The request: Write out the material below again, unchanged.

Data records:
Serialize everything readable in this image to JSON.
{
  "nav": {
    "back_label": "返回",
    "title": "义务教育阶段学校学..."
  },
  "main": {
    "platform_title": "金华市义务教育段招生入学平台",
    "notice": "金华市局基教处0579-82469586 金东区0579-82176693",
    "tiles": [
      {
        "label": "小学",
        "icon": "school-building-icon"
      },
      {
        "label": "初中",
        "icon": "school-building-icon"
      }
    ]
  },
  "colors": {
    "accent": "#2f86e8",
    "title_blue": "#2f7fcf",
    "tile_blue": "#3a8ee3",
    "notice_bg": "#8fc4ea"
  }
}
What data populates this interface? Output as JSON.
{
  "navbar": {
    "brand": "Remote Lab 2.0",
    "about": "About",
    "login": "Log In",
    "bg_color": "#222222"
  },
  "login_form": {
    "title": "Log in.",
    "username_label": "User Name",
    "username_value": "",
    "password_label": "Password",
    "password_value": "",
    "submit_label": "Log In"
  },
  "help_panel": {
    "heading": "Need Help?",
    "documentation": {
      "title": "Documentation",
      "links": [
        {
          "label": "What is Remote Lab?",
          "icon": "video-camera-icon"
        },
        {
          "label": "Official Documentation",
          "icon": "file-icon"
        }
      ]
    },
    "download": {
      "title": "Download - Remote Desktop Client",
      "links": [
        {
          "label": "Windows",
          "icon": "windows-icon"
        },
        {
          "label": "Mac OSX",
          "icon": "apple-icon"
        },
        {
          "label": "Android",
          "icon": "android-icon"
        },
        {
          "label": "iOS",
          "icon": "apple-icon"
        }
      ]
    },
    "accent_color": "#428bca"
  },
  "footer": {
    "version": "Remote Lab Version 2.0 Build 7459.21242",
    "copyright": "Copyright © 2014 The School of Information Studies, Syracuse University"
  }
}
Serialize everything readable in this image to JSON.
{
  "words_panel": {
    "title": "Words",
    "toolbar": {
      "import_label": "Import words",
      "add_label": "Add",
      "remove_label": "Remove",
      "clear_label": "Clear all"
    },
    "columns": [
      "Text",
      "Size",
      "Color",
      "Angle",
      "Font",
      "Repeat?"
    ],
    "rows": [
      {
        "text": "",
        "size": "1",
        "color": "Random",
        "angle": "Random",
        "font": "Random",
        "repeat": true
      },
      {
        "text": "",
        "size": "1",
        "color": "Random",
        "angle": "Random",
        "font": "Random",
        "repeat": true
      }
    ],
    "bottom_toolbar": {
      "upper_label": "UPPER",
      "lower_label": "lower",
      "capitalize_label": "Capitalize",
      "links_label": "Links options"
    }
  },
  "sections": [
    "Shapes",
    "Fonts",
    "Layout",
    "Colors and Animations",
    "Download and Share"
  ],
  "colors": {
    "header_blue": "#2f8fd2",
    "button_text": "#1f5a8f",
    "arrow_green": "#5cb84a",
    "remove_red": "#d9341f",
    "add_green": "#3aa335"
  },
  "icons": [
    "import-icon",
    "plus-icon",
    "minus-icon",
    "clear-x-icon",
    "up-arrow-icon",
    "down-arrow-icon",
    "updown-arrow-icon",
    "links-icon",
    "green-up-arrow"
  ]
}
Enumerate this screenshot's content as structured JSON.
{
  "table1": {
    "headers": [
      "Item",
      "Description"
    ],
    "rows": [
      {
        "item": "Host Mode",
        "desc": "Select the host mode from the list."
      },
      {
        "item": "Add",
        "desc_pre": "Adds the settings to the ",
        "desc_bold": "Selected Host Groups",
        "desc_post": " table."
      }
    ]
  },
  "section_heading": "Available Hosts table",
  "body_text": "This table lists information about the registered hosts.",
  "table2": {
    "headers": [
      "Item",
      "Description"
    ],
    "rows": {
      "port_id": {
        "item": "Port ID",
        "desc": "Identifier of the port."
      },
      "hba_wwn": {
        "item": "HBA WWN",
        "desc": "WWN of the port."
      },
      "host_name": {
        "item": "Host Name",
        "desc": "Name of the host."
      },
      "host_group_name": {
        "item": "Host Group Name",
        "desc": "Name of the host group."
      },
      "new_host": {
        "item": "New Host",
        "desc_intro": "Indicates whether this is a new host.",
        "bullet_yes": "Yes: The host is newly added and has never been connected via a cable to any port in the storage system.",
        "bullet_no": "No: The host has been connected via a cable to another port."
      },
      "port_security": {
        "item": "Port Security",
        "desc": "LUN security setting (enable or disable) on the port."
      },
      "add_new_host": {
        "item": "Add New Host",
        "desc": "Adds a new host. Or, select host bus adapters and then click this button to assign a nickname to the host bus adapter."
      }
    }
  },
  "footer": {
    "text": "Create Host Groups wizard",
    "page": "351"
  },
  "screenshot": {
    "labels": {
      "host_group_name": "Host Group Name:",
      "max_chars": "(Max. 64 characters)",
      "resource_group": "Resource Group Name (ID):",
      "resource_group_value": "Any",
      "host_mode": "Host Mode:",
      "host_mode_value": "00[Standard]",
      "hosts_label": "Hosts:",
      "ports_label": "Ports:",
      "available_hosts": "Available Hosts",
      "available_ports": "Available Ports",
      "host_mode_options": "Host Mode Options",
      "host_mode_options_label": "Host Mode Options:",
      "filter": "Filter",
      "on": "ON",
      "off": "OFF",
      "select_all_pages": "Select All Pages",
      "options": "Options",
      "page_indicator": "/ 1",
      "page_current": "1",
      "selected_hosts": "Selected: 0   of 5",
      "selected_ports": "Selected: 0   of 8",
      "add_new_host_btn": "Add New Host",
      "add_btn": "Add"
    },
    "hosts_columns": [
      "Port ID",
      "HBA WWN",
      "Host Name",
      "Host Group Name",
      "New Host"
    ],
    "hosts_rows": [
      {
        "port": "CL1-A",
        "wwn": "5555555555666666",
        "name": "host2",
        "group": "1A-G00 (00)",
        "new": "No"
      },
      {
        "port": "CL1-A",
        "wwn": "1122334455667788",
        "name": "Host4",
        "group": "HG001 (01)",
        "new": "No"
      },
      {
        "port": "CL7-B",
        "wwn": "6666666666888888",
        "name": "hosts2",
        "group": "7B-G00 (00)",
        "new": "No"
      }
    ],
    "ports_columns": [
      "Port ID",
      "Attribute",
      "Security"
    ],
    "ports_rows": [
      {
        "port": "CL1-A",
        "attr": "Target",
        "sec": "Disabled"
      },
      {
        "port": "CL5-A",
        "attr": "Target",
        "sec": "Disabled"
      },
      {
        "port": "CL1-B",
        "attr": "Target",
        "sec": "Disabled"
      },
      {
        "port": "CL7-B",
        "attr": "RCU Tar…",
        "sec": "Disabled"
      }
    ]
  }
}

Full response:
Serialize everything readable in this image to JSON.
{
  "nav": {
    "back_label": "返回",
    "title": "义务教育阶段学校学..."
  },
  "main": {
    "platform_title": "金华市义务教育段招生入学平台",
    "notice": "金华市局基教处0579-82469586 金东区0579-82176693",
    "tiles": [
      {
        "label": "小学",
        "icon": "school-building-icon"
      },
      {
        "label": "初中",
        "icon": "school-building-icon"
      }
    ]
  },
  "colors": {
    "accent": "#2f86e8",
    "title_blue": "#2f7fcf",
    "tile_blue": "#3a8ee3",
    "notice_bg": "#8fc4ea"
  }
}
What data populates this interface? Output as JSON.
{
  "navbar": {
    "brand": "Remote Lab 2.0",
    "about": "About",
    "login": "Log In",
    "bg_color": "#222222"
  },
  "login_form": {
    "title": "Log in.",
    "username_label": "User Name",
    "username_value": "",
    "password_label": "Password",
    "password_value": "",
    "submit_label": "Log In"
  },
  "help_panel": {
    "heading": "Need Help?",
    "documentation": {
      "title": "Documentation",
      "links": [
        {
          "label": "What is Remote Lab?",
          "icon": "video-camera-icon"
        },
        {
          "label": "Official Documentation",
          "icon": "file-icon"
        }
      ]
    },
    "download": {
      "title": "Download - Remote Desktop Client",
      "links": [
        {
          "label": "Windows",
          "icon": "windows-icon"
        },
        {
          "label": "Mac OSX",
          "icon": "apple-icon"
        },
        {
          "label": "Android",
          "icon": "android-icon"
        },
        {
          "label": "iOS",
          "icon": "apple-icon"
        }
      ]
    },
    "accent_color": "#428bca"
  },
  "footer": {
    "version": "Remote Lab Version 2.0 Build 7459.21242",
    "copyright": "Copyright © 2014 The School of Information Studies, Syracuse University"
  }
}
Serialize everything readable in this image to JSON.
{
  "words_panel": {
    "title": "Words",
    "toolbar": {
      "import_label": "Import words",
      "add_label": "Add",
      "remove_label": "Remove",
      "clear_label": "Clear all"
    },
    "columns": [
      "Text",
      "Size",
      "Color",
      "Angle",
      "Font",
      "Repeat?"
    ],
    "rows": [
      {
        "text": "",
        "size": "1",
        "color": "Random",
        "angle": "Random",
        "font": "Random",
        "repeat": true
      },
      {
        "text": "",
        "size": "1",
        "color": "Random",
        "angle": "Random",
        "font": "Random",
        "repeat": true
      }
    ],
    "bottom_toolbar": {
      "upper_label": "UPPER",
      "lower_label": "lower",
      "capitalize_label": "Capitalize",
      "links_label": "Links options"
    }
  },
  "sections": [
    "Shapes",
    "Fonts",
    "Layout",
    "Colors and Animations",
    "Download and Share"
  ],
  "colors": {
    "header_blue": "#2f8fd2",
    "button_text": "#1f5a8f",
    "arrow_green": "#5cb84a",
    "remove_red": "#d9341f",
    "add_green": "#3aa335"
  },
  "icons": [
    "import-icon",
    "plus-icon",
    "minus-icon",
    "clear-x-icon",
    "up-arrow-icon",
    "down-arrow-icon",
    "updown-arrow-icon",
    "links-icon",
    "green-up-arrow"
  ]
}
Enumerate this screenshot's content as structured JSON.
{
  "table1": {
    "headers": [
      "Item",
      "Description"
    ],
    "rows": [
      {
        "item": "Host Mode",
        "desc": "Select the host mode from the list."
      },
      {
        "item": "Add",
        "desc_pre": "Adds the settings to the ",
        "desc_bold": "Selected Host Groups",
        "desc_post": " table."
      }
    ]
  },
  "section_heading": "Available Hosts table",
  "body_text": "This table lists information about the registered hosts.",
  "table2": {
    "headers": [
      "Item",
      "Description"
    ],
    "rows": {
      "port_id": {
        "item": "Port ID",
        "desc": "Identifier of the port."
      },
      "hba_wwn": {
        "item": "HBA WWN",
        "desc": "WWN of the port."
      },
      "host_name": {
        "item": "Host Name",
        "desc": "Name of the host."
      },
      "host_group_name": {
        "item": "Host Group Name",
        "desc": "Name of the host group."
      },
      "new_host": {
        "item": "New Host",
        "desc_intro": "Indicates whether this is a new host.",
        "bullet_yes": "Yes: The host is newly added and has never been connected via a cable to any port in the storage system.",
        "bullet_no": "No: The host has been connected via a cable to another port."
      },
      "port_security": {
        "item": "Port Security",
        "desc": "LUN security setting (enable or disable) on the port."
      },
      "add_new_host": {
        "item": "Add New Host",
        "desc": "Adds a new host. Or, select host bus adapters and then click this button to assign a nickname to the host bus adapter."
      }
    }
  },
  "footer": {
    "text": "Create Host Groups wizard",
    "page": "351"
  },
  "screenshot": {
    "labels": {
      "host_group_name": "Host Group Name:",
      "max_chars": "(Max. 64 characters)",
      "resource_group": "Resource Group Name (ID):",
      "resource_group_value": "Any",
      "host_mode": "Host Mode:",
      "host_mode_value": "00[Standard]",
      "hosts_label": "Hosts:",
      "ports_label": "Ports:",
      "available_hosts": "Available Hosts",
      "available_ports": "Available Ports",
      "host_mode_options": "Host Mode Options",
      "host_mode_options_label": "Host Mode Options:",
      "filter": "Filter",
      "on": "ON",
      "off": "OFF",
      "select_all_pages": "Select All Pages",
      "options": "Options",
      "page_indicator": "/ 1",
      "page_current": "1",
      "selected_hosts": "Selected: 0   of 5",
      "selected_ports": "Selected: 0   of 8",
      "add_new_host_btn": "Add New Host",
      "add_btn": "Add"
    },
    "hosts_columns": [
      "Port ID",
      "HBA WWN",
      "Host Name",
      "Host Group Name",
      "New Host"
    ],
    "hosts_rows": [
      {
        "port": "CL1-A",
        "wwn": "5555555555666666",
        "name": "host2",
        "group": "1A-G00 (00)",
        "new": "No"
      },
      {
        "port": "CL1-A",
        "wwn": "1122334455667788",
        "name": "Host4",
        "group": "HG001 (01)",
        "new": "No"
      },
      {
        "port": "CL7-B",
        "wwn": "6666666666888888",
        "name": "hosts2",
        "group": "7B-G00 (00)",
        "new": "No"
      }
    ],
    "ports_columns": [
      "Port ID",
      "Attribute",
      "Security"
    ],
    "ports_rows": [
      {
        "port": "CL1-A",
        "attr": "Target",
        "sec": "Disabled"
      },
      {
        "port": "CL5-A",
        "attr": "Target",
        "sec": "Disabled"
      },
      {
        "port": "CL1-B",
        "attr": "Target",
        "sec": "Disabled"
      },
      {
        "port": "CL7-B",
        "attr": "RCU Tar…",
        "sec": "Disabled"
      }
    ]
  }
}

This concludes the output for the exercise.